▶ [EXERCISE INPUT]:
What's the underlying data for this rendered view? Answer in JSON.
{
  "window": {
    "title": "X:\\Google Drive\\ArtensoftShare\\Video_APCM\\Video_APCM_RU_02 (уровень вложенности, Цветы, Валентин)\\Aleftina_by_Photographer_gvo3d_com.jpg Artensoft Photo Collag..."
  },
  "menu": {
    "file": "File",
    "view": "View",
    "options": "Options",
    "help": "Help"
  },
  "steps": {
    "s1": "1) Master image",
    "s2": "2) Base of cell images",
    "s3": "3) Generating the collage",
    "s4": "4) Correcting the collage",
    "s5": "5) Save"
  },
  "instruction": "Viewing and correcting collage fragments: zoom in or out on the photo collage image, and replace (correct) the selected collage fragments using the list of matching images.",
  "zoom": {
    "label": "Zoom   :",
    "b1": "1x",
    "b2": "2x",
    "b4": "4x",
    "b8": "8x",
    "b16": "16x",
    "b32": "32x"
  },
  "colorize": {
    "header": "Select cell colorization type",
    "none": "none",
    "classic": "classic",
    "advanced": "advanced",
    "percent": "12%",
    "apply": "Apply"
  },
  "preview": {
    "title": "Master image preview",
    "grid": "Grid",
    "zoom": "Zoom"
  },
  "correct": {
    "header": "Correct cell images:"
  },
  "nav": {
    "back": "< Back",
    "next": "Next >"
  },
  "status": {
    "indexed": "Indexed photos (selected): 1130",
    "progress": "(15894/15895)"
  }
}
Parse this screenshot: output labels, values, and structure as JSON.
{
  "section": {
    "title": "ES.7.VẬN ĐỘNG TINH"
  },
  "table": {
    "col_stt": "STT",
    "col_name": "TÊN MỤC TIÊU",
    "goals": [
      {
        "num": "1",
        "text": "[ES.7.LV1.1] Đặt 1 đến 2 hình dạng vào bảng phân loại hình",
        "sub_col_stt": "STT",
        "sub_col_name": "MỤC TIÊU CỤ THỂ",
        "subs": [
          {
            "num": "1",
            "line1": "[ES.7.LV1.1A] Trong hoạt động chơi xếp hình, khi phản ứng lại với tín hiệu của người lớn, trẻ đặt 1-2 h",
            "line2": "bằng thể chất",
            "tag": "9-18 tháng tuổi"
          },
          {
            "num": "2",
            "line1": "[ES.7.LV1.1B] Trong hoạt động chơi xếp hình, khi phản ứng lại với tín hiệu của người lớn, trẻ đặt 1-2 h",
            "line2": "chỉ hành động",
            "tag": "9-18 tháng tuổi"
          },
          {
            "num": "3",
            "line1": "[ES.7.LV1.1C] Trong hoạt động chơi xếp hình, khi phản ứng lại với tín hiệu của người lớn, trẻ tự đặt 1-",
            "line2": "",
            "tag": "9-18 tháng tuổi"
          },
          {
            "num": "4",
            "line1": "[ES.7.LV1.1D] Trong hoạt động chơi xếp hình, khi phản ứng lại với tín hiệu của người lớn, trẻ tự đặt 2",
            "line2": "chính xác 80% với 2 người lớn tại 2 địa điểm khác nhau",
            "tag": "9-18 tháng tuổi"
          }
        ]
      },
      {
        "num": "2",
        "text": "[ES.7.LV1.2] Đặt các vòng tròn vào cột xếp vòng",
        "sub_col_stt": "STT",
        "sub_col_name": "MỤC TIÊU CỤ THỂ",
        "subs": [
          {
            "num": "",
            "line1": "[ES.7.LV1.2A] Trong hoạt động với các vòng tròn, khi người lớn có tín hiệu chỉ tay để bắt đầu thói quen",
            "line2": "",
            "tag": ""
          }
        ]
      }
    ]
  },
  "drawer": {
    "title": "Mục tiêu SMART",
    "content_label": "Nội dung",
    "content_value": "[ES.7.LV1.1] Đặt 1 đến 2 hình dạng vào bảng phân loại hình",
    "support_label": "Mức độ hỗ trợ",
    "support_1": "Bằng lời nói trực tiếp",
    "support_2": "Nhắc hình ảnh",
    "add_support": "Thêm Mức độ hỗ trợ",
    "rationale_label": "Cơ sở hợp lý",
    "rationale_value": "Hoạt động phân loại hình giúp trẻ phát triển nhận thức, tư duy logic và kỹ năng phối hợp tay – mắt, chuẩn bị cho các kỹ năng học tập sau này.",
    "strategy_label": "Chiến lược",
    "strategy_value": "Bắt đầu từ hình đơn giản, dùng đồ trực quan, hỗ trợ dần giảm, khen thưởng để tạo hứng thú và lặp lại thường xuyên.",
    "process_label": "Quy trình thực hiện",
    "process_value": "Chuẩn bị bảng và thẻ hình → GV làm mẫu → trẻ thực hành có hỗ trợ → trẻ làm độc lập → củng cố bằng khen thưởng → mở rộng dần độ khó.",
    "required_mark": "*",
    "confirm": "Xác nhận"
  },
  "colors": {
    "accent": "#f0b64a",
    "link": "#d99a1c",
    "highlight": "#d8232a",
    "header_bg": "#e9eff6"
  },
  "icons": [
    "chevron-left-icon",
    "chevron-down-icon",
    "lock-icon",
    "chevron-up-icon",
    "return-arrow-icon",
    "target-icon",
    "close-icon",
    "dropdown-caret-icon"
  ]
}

▶ [EXERCISE DESCRIPTION]: Recite the full listing above exactly.

▶ [RESULT]:
What's the underlying data for this rendered view? Answer in JSON.
{
  "window": {
    "title": "X:\\Google Drive\\ArtensoftShare\\Video_APCM\\Video_APCM_RU_02 (уровень вложенности, Цветы, Валентин)\\Aleftina_by_Photographer_gvo3d_com.jpg Artensoft Photo Collag..."
  },
  "menu": {
    "file": "File",
    "view": "View",
    "options": "Options",
    "help": "Help"
  },
  "steps": {
    "s1": "1) Master image",
    "s2": "2) Base of cell images",
    "s3": "3) Generating the collage",
    "s4": "4) Correcting the collage",
    "s5": "5) Save"
  },
  "instruction": "Viewing and correcting collage fragments: zoom in or out on the photo collage image, and replace (correct) the selected collage fragments using the list of matching images.",
  "zoom": {
    "label": "Zoom   :",
    "b1": "1x",
    "b2": "2x",
    "b4": "4x",
    "b8": "8x",
    "b16": "16x",
    "b32": "32x"
  },
  "colorize": {
    "header": "Select cell colorization type",
    "none": "none",
    "classic": "classic",
    "advanced": "advanced",
    "percent": "12%",
    "apply": "Apply"
  },
  "preview": {
    "title": "Master image preview",
    "grid": "Grid",
    "zoom": "Zoom"
  },
  "correct": {
    "header": "Correct cell images:"
  },
  "nav": {
    "back": "< Back",
    "next": "Next >"
  },
  "status": {
    "indexed": "Indexed photos (selected): 1130",
    "progress": "(15894/15895)"
  }
}
Parse this screenshot: output labels, values, and structure as JSON.
{
  "section": {
    "title": "ES.7.VẬN ĐỘNG TINH"
  },
  "table": {
    "col_stt": "STT",
    "col_name": "TÊN MỤC TIÊU",
    "goals": [
      {
        "num": "1",
        "text": "[ES.7.LV1.1] Đặt 1 đến 2 hình dạng vào bảng phân loại hình",
        "sub_col_stt": "STT",
        "sub_col_name": "MỤC TIÊU CỤ THỂ",
        "subs": [
          {
            "num": "1",
            "line1": "[ES.7.LV1.1A] Trong hoạt động chơi xếp hình, khi phản ứng lại với tín hiệu của người lớn, trẻ đặt 1-2 h",
            "line2": "bằng thể chất",
            "tag": "9-18 tháng tuổi"
          },
          {
            "num": "2",
            "line1": "[ES.7.LV1.1B] Trong hoạt động chơi xếp hình, khi phản ứng lại với tín hiệu của người lớn, trẻ đặt 1-2 h",
            "line2": "chỉ hành động",
            "tag": "9-18 tháng tuổi"
          },
          {
            "num": "3",
            "line1": "[ES.7.LV1.1C] Trong hoạt động chơi xếp hình, khi phản ứng lại với tín hiệu của người lớn, trẻ tự đặt 1-",
            "line2": "",
            "tag": "9-18 tháng tuổi"
          },
          {
            "num": "4",
            "line1": "[ES.7.LV1.1D] Trong hoạt động chơi xếp hình, khi phản ứng lại với tín hiệu của người lớn, trẻ tự đặt 2",
            "line2": "chính xác 80% với 2 người lớn tại 2 địa điểm khác nhau",
            "tag": "9-18 tháng tuổi"
          }
        ]
      },
      {
        "num": "2",
        "text": "[ES.7.LV1.2] Đặt các vòng tròn vào cột xếp vòng",
        "sub_col_stt": "STT",
        "sub_col_name": "MỤC TIÊU CỤ THỂ",
        "subs": [
          {
            "num": "",
            "line1": "[ES.7.LV1.2A] Trong hoạt động với các vòng tròn, khi người lớn có tín hiệu chỉ tay để bắt đầu thói quen",
            "line2": "",
            "tag": ""
          }
        ]
      }
    ]
  },
  "drawer": {
    "title": "Mục tiêu SMART",
    "content_label": "Nội dung",
    "content_value": "[ES.7.LV1.1] Đặt 1 đến 2 hình dạng vào bảng phân loại hình",
    "support_label": "Mức độ hỗ trợ",
    "support_1": "Bằng lời nói trực tiếp",
    "support_2": "Nhắc hình ảnh",
    "add_support": "Thêm Mức độ hỗ trợ",
    "rationale_label": "Cơ sở hợp lý",
    "rationale_value": "Hoạt động phân loại hình giúp trẻ phát triển nhận thức, tư duy logic và kỹ năng phối hợp tay – mắt, chuẩn bị cho các kỹ năng học tập sau này.",
    "strategy_label": "Chiến lược",
    "strategy_value": "Bắt đầu từ hình đơn giản, dùng đồ trực quan, hỗ trợ dần giảm, khen thưởng để tạo hứng thú và lặp lại thường xuyên.",
    "process_label": "Quy trình thực hiện",
    "process_value": "Chuẩn bị bảng và thẻ hình → GV làm mẫu → trẻ thực hành có hỗ trợ → trẻ làm độc lập → củng cố bằng khen thưởng → mở rộng dần độ khó.",
    "required_mark": "*",
    "confirm": "Xác nhận"
  },
  "colors": {
    "accent": "#f0b64a",
    "link": "#d99a1c",
    "highlight": "#d8232a",
    "header_bg": "#e9eff6"
  },
  "icons": [
    "chevron-left-icon",
    "chevron-down-icon",
    "lock-icon",
    "chevron-up-icon",
    "return-arrow-icon",
    "target-icon",
    "close-icon",
    "dropdown-caret-icon"
  ]
}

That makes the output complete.